— Exercise directions —
Transcribe all of the material below word for word and leave out its pictures.

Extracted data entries
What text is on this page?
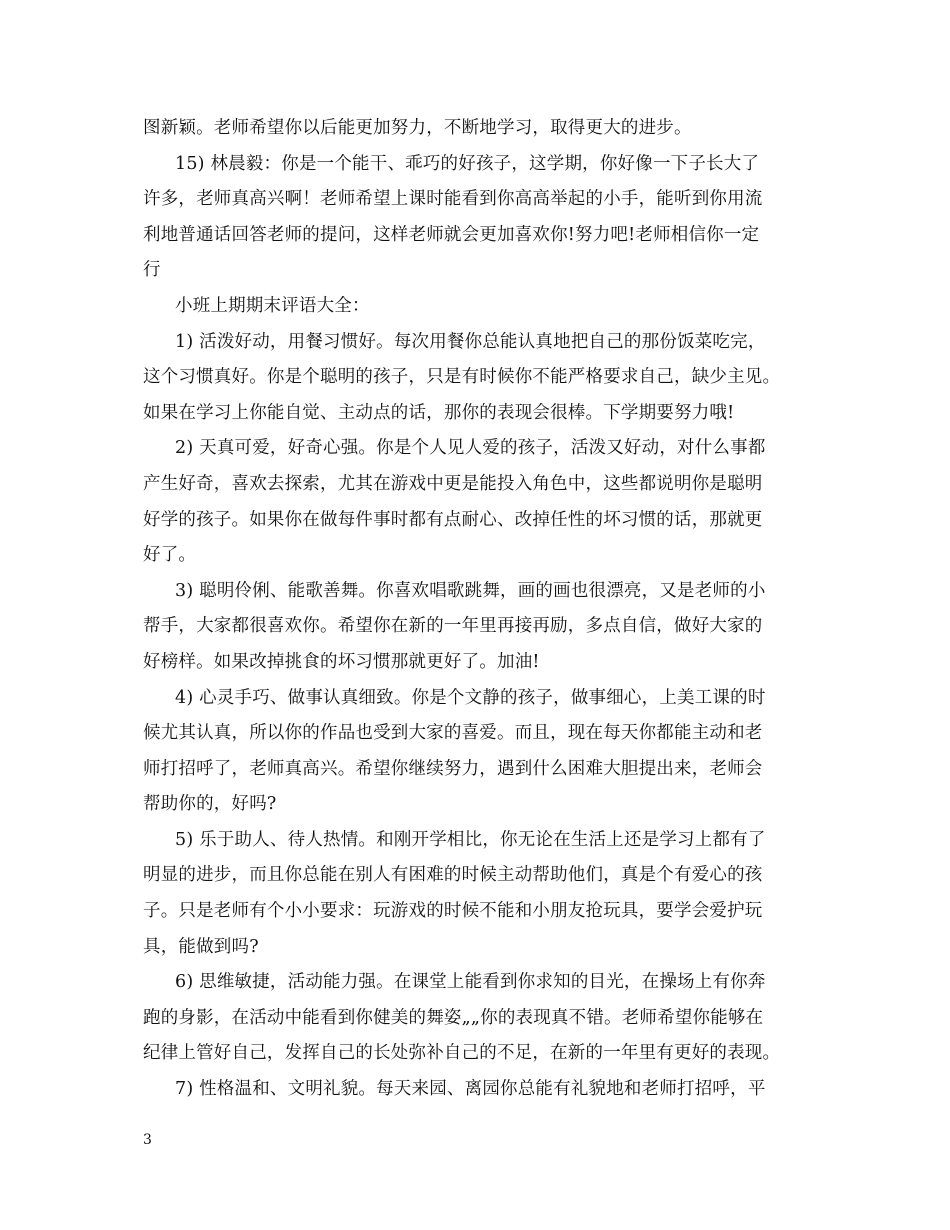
图新颖。老师希望你以后能更加努力，不断地学习，取得更大的进步。
15) 林晨毅：你是一个能干、乖巧的好孩子，这学期，你好像一下子长大了
许多，老师真高兴啊！老师希望上课时能看到你高高举起的小手，能听到你用流
利地普通话回答老师的提问，这样老师就会更加喜欢你!努力吧!老师相信你一定
行
小班上期期末评语大全：
1) 活泼好动，用餐习惯好。每次用餐你总能认真地把自己的那份饭菜吃完，
这个习惯真好。你是个聪明的孩子，只是有时候你不能严格要求自己，缺少主见。
如果在学习上你能自觉、主动点的话，那你的表现会很棒。下学期要努力哦!
2) 天真可爱，好奇心强。你是个人见人爱的孩子，活泼又好动，对什么事都
产生好奇，喜欢去探索，尤其在游戏中更是能投入角色中，这些都说明你是聪明
好学的孩子。如果你在做每件事时都有点耐心、改掉任性的坏习惯的话，那就更
好了。
3) 聪明伶俐、能歌善舞。你喜欢唱歌跳舞，画的画也很漂亮，又是老师的小
帮手，大家都很喜欢你。希望你在新的一年里再接再励，多点自信，做好大家的
好榜样。如果改掉挑食的坏习惯那就更好了。加油!
4) 心灵手巧、做事认真细致。你是个文静的孩子，做事细心，上美工课的时
候尤其认真，所以你的作品也受到大家的喜爱。而且，现在每天你都能主动和老
师打招呼了，老师真高兴。希望你继续努力，遇到什么困难大胆提出来，老师会
帮助你的，好吗?
5) 乐于助人、待人热情。和刚开学相比，你无论在生活上还是学习上都有了
明显的进步，而且你总能在别人有困难的时候主动帮助他们，真是个有爱心的孩
子。只是老师有个小小要求：玩游戏的时候不能和小朋友抢玩具，要学会爱护玩
具，能做到吗?
6) 思维敏捷，活动能力强。在课堂上能看到你求知的目光，在操场上有你奔
跑的身影，在活动中能看到你健美的舞姿„„你的表现真不错。老师希望你能够在
纪律上管好自己，发挥自己的长处弥补自己的不足，在新的一年里有更好的表现。
7) 性格温和、文明礼貌。每天来园、离园你总能有礼貌地和老师打招呼，平
3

— Exercise solution —
What text is on this page?
图新颖。老师希望你以后能更加努力，不断地学习，取得更大的进步。
15) 林晨毅：你是一个能干、乖巧的好孩子，这学期，你好像一下子长大了
许多，老师真高兴啊！老师希望上课时能看到你高高举起的小手，能听到你用流
利地普通话回答老师的提问，这样老师就会更加喜欢你!努力吧!老师相信你一定
行
小班上期期末评语大全：
1) 活泼好动，用餐习惯好。每次用餐你总能认真地把自己的那份饭菜吃完，
这个习惯真好。你是个聪明的孩子，只是有时候你不能严格要求自己，缺少主见。
如果在学习上你能自觉、主动点的话，那你的表现会很棒。下学期要努力哦!
2) 天真可爱，好奇心强。你是个人见人爱的孩子，活泼又好动，对什么事都
产生好奇，喜欢去探索，尤其在游戏中更是能投入角色中，这些都说明你是聪明
好学的孩子。如果你在做每件事时都有点耐心、改掉任性的坏习惯的话，那就更
好了。
3) 聪明伶俐、能歌善舞。你喜欢唱歌跳舞，画的画也很漂亮，又是老师的小
帮手，大家都很喜欢你。希望你在新的一年里再接再励，多点自信，做好大家的
好榜样。如果改掉挑食的坏习惯那就更好了。加油!
4) 心灵手巧、做事认真细致。你是个文静的孩子，做事细心，上美工课的时
候尤其认真，所以你的作品也受到大家的喜爱。而且，现在每天你都能主动和老
师打招呼了，老师真高兴。希望你继续努力，遇到什么困难大胆提出来，老师会
帮助你的，好吗?
5) 乐于助人、待人热情。和刚开学相比，你无论在生活上还是学习上都有了
明显的进步，而且你总能在别人有困难的时候主动帮助他们，真是个有爱心的孩
子。只是老师有个小小要求：玩游戏的时候不能和小朋友抢玩具，要学会爱护玩
具，能做到吗?
6) 思维敏捷，活动能力强。在课堂上能看到你求知的目光，在操场上有你奔
跑的身影，在活动中能看到你健美的舞姿„„你的表现真不错。老师希望你能够在
纪律上管好自己，发挥自己的长处弥补自己的不足，在新的一年里有更好的表现。
7) 性格温和、文明礼貌。每天来园、离园你总能有礼貌地和老师打招呼，平
3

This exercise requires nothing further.